→ **WHAT IS REQUIRED**: Search the listing below for "faire". Copy each matching line.

→ **Records from a data collection**:

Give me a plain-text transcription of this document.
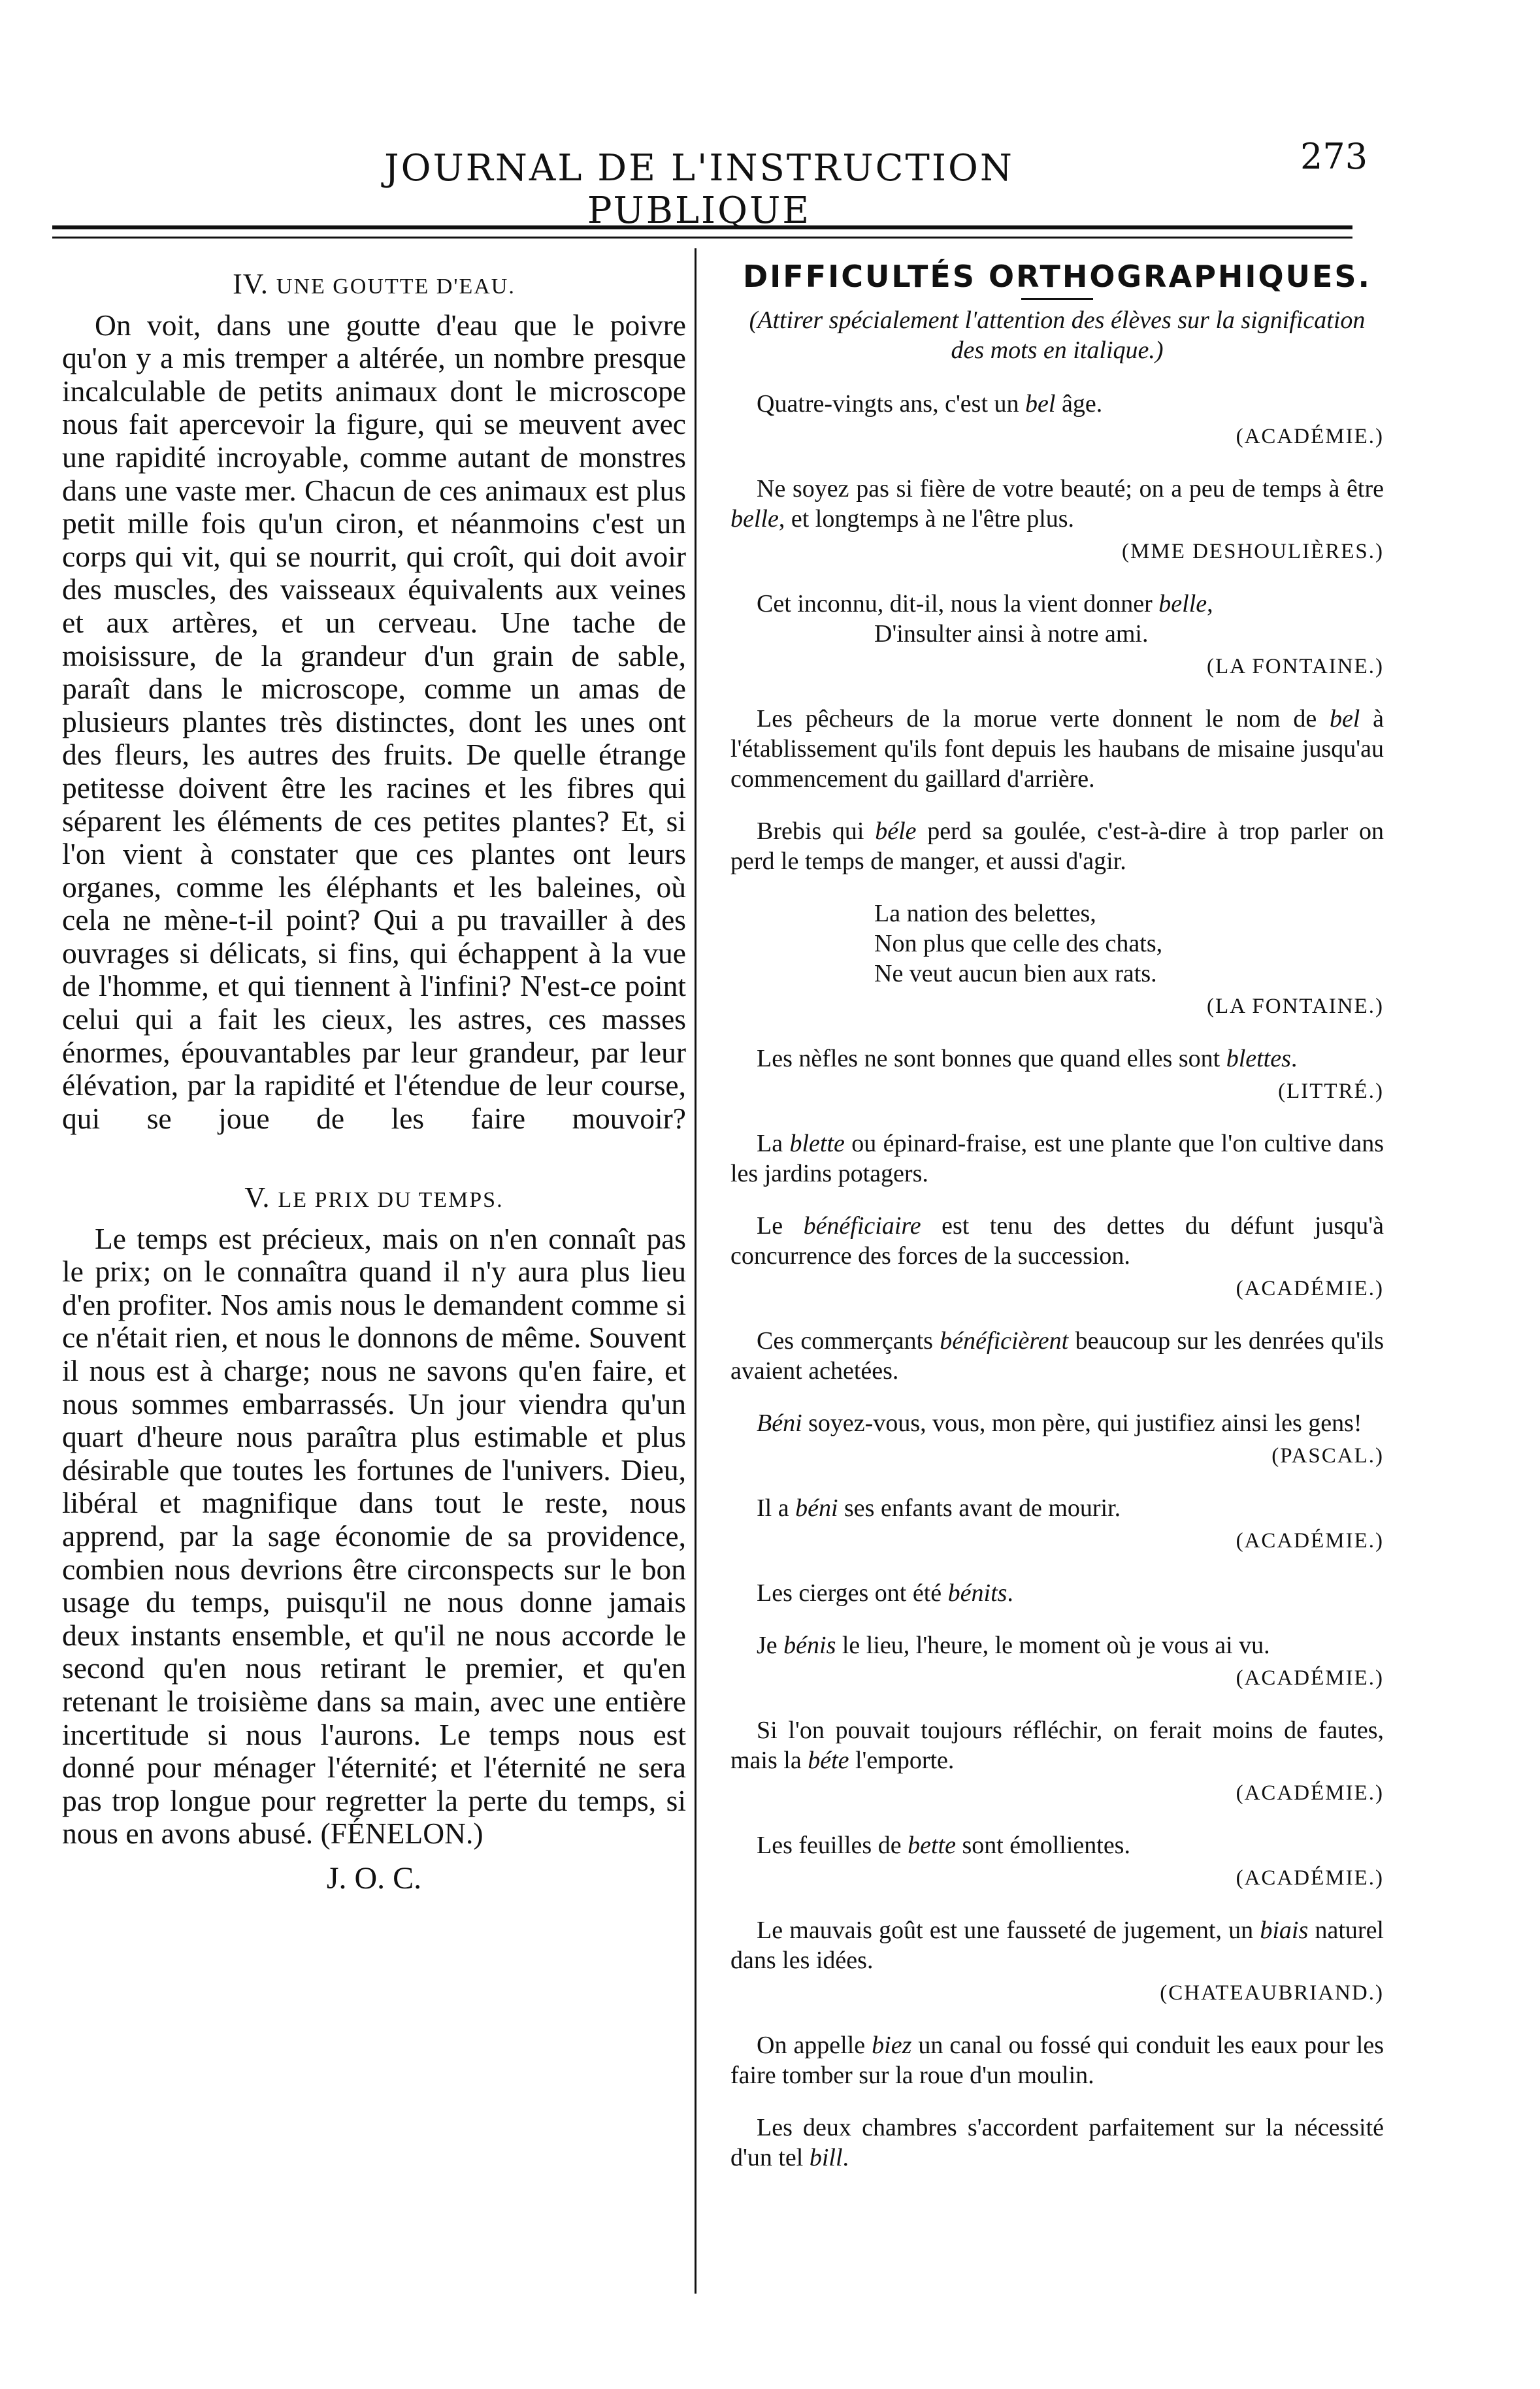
JOURNAL DE L'INSTRUCTION PUBLIQUE
273
IV. UNE GOUTTE D'EAU.

On voit, dans une goutte d'eau que le poivre qu'on y a mis tremper a altérée, un nombre presque incalculable de petits animaux dont le microscope nous fait apercevoir la figure, qui se meuvent avec une rapidité incroyable, comme autant de monstres dans une vaste mer. Chacun de ces animaux est plus petit mille fois qu'un ciron, et néanmoins c'est un corps qui vit, qui se nourrit, qui croît, qui doit avoir des muscles, des vaisseaux équivalents aux veines et aux artères, et un cerveau. Une tache de moisissure, de la grandeur d'un grain de sable, paraît dans le microscope, comme un amas de plusieurs plantes très distinctes, dont les unes ont des fleurs, les autres des fruits. De quelle étrange petitesse doivent être les racines et les fibres qui séparent les éléments de ces petites plantes? Et, si l'on vient à constater que ces plantes ont leurs organes, comme les éléphants et les baleines, où cela ne mène-t-il point? Qui a pu travailler à des ouvrages si délicats, si fins, qui échappent à la vue de l'homme, et qui tiennent à l'infini? N'est-ce point celui qui a fait les cieux, les astres, ces masses énormes, épouvantables par leur grandeur, par leur élévation, par la rapidité et l'étendue de leur course, qui se joue de les faire mouvoir?

V. LE PRIX DU TEMPS.

Le temps est précieux, mais on n'en connaît pas le prix; on le connaîtra quand il n'y aura plus lieu d'en profiter. Nos amis nous le demandent comme si ce n'était rien, et nous le donnons de même. Souvent il nous est à charge; nous ne savons qu'en faire, et nous sommes embarrassés. Un jour viendra qu'un quart d'heure nous paraîtra plus estimable et plus désirable que toutes les fortunes de l'univers. Dieu, libéral et magnifique dans tout le reste, nous apprend, par la sage économie de sa providence, combien nous devrions être circonspects sur le bon usage du temps, puisqu'il ne nous donne jamais deux instants ensemble, et qu'il ne nous accorde le second qu'en nous retirant le premier, et qu'en retenant le troisième dans sa main, avec une entière incertitude si nous l'aurons. Le temps nous est donné pour ménager l'éternité; et l'éternité ne sera pas trop longue pour regretter la perte du temps, si nous en avons abusé. (FÉNELON.)

J. O. C.
DIFFICULTÉS ORTHOGRAPHIQUES.

(Attirer spécialement l'attention des élèves sur la signification des mots en italique.)

Quatre-vingts ans, c'est un bel âge.

(ACADÉMIE.)

Ne soyez pas si fière de votre beauté; on a peu de temps à être belle, et longtemps à ne l'être plus.

(MME DESHOULIÈRES.)

Cet inconnu, dit-il, nous la vient donner belle,

D'insulter ainsi à notre ami.
(LA FONTAINE.)

Les pêcheurs de la morue verte donnent le nom de bel à l'établissement qu'ils font depuis les haubans de misaine jusqu'au commencement du gaillard d'arrière.

Brebis qui béle perd sa goulée, c'est-à-dire à trop parler on perd le temps de manger, et aussi d'agir.

La nation des belettes,
Non plus que celle des chats,
Ne veut aucun bien aux rats.
(LA FONTAINE.)

Les nèfles ne sont bonnes que quand elles sont blettes.

(LITTRÉ.)

La blette ou épinard-fraise, est une plante que l'on cultive dans les jardins potagers.

Le bénéficiaire est tenu des dettes du défunt jusqu'à concurrence des forces de la succession.

(ACADÉMIE.)

Ces commerçants bénéficièrent beaucoup sur les denrées qu'ils avaient achetées.

Béni soyez-vous, vous, mon père, qui justifiez ainsi les gens!

(PASCAL.)

Il a béni ses enfants avant de mourir.

(ACADÉMIE.)

Les cierges ont été bénits.

Je bénis le lieu, l'heure, le moment où je vous ai vu.

(ACADÉMIE.)

Si l'on pouvait toujours réfléchir, on ferait moins de fautes, mais la béte l'emporte.

(ACADÉMIE.)

Les feuilles de bette sont émollientes.

(ACADÉMIE.)

Le mauvais goût est une fausseté de jugement, un biais naturel dans les idées.

(CHATEAUBRIAND.)

On appelle biez un canal ou fossé qui conduit les eaux pour les faire tomber sur la roue d'un moulin.

Les deux chambres s'accordent parfaitement sur la nécessité d'un tel bill.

→ **RESPONSE BELOW**:
On voit, dans une goutte d'eau que le poivre qu'on y a mis tremper a altérée, un nombre presque incalculable de petits animaux dont le microscope nous fait apercevoir la figure, qui se meuvent avec une rapidité incroyable, comme autant de monstres dans une vaste mer. Chacun de ces animaux est plus petit mille fois qu'un ciron, et néanmoins c'est un corps qui vit, qui se nourrit, qui croît, qui doit avoir des muscles, des vaisseaux équivalents aux veines et aux artères, et un cerveau. Une tache de moisissure, de la grandeur d'un grain de sable, paraît dans le microscope, comme un amas de plusieurs plantes très distinctes, dont les unes ont des fleurs, les autres des fruits. De quelle étrange petitesse doivent être les racines et les fibres qui séparent les éléments de ces petites plantes? Et, si l'on vient à constater que ces plantes ont leurs organes, comme les éléphants et les baleines, où cela ne mène-t-il point? Qui a pu travailler à des ouvrages si délicats, si fins, qui échappent à la vue de l'homme, et qui tiennent à l'infini? N'est-ce point celui qui a fait les cieux, les astres, ces masses énormes, épouvantables par leur grandeur, par leur élévation, par la rapidité et l'étendue de leur course, qui se joue de les faire mouvoir?
Le temps est précieux, mais on n'en connaît pas le prix; on le connaîtra quand il n'y aura plus lieu d'en profiter. Nos amis nous le demandent comme si ce n'était rien, et nous le donnons de même. Souvent il nous est à charge; nous ne savons qu'en faire, et nous sommes embarrassés. Un jour viendra qu'un quart d'heure nous paraîtra plus estimable et plus désirable que toutes les fortunes de l'univers. Dieu, libéral et magnifique dans tout le reste, nous apprend, par la sage économie de sa providence, combien nous devrions être circonspects sur le bon usage du temps, puisqu'il ne nous donne jamais deux instants ensemble, et qu'il ne nous accorde le second qu'en nous retirant le premier, et qu'en retenant le troisième dans sa main, avec une entière incertitude si nous l'aurons. Le temps nous est donné pour ménager l'éternité; et l'éternité ne sera pas trop longue pour regretter la perte du temps, si nous en avons abusé. (FÉNELON.)
On appelle biez un canal ou fossé qui conduit les eaux pour les faire tomber sur la roue d'un moulin.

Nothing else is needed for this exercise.